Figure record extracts

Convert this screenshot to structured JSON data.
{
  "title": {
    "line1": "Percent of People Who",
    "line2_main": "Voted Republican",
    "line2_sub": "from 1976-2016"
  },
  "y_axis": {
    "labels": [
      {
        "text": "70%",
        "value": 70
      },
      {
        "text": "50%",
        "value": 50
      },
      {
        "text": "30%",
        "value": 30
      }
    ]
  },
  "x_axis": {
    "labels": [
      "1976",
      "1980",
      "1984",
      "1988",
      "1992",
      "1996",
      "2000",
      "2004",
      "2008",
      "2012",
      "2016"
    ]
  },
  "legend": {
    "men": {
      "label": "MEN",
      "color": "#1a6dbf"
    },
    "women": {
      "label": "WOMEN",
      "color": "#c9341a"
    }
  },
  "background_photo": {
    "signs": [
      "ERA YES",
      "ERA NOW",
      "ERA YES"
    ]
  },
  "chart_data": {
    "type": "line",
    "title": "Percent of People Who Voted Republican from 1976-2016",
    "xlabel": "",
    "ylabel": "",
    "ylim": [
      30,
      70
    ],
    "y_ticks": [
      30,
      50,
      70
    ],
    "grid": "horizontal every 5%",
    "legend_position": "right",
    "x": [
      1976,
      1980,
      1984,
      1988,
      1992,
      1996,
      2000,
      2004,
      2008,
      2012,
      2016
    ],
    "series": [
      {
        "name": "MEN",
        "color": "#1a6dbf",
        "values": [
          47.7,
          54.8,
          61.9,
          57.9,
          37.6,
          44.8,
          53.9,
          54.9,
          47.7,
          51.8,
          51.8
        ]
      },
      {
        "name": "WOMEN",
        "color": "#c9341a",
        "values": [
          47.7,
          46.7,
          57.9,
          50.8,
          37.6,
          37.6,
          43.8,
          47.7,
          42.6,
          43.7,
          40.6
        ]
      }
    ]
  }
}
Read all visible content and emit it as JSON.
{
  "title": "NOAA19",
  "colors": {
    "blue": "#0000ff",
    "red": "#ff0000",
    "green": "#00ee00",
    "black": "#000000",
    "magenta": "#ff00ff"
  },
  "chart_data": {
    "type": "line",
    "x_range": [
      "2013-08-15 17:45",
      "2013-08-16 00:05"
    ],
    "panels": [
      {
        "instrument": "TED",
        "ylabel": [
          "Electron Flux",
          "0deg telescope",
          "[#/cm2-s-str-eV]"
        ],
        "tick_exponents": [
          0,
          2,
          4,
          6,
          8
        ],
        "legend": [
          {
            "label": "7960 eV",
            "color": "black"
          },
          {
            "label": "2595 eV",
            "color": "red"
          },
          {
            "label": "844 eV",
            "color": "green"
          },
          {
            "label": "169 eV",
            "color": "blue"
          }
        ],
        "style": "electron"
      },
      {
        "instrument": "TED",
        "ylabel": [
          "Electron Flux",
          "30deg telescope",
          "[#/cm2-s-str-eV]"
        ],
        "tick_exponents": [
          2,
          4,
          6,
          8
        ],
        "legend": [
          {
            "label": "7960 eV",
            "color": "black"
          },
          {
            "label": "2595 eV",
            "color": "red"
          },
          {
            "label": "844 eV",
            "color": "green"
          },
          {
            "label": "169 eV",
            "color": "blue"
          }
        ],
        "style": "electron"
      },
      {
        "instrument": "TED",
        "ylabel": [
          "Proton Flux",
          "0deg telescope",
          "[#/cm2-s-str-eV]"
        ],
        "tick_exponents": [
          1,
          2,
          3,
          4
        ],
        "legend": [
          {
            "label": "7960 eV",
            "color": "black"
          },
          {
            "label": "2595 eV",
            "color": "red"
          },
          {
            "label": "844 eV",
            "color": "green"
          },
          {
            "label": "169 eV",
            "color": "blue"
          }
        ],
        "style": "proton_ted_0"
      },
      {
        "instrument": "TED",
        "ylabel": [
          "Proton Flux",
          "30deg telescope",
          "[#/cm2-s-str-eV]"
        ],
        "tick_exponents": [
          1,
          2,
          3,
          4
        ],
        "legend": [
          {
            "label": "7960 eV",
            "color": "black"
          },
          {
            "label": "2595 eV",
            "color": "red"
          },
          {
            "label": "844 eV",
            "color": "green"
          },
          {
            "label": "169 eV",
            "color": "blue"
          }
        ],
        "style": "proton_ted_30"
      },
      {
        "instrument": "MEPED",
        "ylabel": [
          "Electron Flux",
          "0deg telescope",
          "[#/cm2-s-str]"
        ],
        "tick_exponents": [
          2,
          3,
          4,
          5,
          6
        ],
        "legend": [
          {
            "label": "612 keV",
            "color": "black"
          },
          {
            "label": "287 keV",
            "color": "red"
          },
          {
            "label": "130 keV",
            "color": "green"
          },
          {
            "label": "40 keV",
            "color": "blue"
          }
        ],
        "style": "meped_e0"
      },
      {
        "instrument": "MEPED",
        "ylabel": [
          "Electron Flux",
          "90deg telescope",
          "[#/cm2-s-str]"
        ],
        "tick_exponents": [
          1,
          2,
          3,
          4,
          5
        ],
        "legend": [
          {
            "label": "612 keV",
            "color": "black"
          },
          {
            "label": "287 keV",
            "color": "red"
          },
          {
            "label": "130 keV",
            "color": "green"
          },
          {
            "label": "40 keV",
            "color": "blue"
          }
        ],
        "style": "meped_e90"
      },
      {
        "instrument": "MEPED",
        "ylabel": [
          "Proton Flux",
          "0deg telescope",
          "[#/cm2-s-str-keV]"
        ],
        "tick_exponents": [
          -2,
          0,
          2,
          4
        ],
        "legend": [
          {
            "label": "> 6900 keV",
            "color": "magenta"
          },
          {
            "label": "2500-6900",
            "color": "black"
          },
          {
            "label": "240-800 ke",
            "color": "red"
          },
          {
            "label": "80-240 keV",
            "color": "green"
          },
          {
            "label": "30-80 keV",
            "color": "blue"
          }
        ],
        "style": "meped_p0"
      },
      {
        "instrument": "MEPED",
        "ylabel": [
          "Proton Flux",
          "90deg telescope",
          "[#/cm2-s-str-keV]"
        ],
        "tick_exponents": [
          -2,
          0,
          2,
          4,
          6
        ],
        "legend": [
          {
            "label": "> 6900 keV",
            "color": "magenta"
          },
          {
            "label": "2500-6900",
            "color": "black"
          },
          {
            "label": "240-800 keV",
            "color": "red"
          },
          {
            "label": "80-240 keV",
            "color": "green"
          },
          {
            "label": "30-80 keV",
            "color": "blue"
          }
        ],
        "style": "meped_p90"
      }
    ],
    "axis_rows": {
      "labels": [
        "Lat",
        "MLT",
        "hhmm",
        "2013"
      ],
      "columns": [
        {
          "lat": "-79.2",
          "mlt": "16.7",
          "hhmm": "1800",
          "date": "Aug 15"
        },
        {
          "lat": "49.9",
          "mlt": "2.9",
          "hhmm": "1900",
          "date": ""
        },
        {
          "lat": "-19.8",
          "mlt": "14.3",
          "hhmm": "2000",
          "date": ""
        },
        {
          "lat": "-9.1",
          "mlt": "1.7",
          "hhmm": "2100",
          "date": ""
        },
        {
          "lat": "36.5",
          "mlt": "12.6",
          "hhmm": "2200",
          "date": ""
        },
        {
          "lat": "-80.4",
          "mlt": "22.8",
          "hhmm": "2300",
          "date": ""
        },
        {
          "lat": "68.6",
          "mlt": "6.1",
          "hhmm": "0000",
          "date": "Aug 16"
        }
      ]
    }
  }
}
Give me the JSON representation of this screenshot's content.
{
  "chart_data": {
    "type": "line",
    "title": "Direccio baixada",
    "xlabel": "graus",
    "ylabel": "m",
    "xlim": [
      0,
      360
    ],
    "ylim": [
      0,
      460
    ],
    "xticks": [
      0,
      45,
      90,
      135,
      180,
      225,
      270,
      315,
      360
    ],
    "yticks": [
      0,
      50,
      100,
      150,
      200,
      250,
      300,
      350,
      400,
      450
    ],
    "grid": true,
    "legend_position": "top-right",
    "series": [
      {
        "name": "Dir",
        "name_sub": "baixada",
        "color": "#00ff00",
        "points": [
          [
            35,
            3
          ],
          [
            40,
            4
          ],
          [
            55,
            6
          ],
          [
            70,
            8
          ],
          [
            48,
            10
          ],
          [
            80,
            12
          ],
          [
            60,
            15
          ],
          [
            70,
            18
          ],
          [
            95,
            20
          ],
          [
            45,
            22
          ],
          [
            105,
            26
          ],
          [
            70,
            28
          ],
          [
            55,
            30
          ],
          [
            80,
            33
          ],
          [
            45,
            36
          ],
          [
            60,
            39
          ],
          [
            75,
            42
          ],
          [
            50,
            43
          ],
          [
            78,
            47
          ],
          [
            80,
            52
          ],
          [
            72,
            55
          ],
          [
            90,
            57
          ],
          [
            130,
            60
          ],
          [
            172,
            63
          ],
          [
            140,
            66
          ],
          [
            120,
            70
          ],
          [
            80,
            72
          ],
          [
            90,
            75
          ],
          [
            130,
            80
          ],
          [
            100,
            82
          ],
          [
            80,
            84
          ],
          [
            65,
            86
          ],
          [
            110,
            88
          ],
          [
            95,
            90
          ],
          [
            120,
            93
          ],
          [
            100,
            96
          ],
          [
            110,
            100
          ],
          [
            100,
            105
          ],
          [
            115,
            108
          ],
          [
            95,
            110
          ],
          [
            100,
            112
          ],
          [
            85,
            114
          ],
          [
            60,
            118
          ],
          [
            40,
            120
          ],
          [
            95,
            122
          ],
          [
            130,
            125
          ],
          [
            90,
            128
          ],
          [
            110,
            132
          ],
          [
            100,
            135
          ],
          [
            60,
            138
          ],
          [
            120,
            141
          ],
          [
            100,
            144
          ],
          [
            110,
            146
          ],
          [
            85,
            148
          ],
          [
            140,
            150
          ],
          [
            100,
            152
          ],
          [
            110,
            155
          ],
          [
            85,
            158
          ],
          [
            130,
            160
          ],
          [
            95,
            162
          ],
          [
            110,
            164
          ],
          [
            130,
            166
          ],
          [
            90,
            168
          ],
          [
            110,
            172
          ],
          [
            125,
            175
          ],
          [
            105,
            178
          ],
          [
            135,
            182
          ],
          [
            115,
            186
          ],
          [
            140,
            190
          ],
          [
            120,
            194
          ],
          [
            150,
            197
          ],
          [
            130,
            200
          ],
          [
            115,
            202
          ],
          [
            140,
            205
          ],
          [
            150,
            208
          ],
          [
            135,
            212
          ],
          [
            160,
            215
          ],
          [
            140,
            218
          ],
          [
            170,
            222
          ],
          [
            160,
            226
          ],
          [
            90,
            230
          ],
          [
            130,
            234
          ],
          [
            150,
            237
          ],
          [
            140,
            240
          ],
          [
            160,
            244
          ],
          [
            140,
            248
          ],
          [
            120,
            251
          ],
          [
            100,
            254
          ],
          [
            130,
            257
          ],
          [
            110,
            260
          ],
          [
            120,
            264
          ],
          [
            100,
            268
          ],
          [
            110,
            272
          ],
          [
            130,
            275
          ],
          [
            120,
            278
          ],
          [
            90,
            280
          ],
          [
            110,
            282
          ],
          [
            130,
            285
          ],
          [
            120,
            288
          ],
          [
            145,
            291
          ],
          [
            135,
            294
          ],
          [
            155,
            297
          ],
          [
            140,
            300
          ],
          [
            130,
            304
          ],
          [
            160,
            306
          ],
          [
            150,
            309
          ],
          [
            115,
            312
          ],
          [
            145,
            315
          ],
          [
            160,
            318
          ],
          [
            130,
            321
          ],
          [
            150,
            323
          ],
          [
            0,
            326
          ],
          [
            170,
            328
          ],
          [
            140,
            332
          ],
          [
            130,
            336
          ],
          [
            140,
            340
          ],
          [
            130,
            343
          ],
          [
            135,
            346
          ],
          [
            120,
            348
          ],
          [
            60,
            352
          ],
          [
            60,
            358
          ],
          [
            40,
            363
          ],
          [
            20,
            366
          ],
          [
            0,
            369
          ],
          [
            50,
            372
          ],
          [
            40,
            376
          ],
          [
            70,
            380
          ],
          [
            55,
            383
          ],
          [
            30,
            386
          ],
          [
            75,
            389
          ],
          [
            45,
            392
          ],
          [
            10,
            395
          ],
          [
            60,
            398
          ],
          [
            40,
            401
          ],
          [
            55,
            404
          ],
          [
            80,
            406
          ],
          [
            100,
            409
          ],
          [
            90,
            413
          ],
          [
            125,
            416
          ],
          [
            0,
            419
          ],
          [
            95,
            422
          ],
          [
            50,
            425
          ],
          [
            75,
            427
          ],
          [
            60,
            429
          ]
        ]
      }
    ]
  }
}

## [Objective]
Return from the data every line that holds "Voted".

## [Exercise result]
    "line2_main": "Voted Republican",
    "title": "Percent of People Who Voted Republican from 1976-2016",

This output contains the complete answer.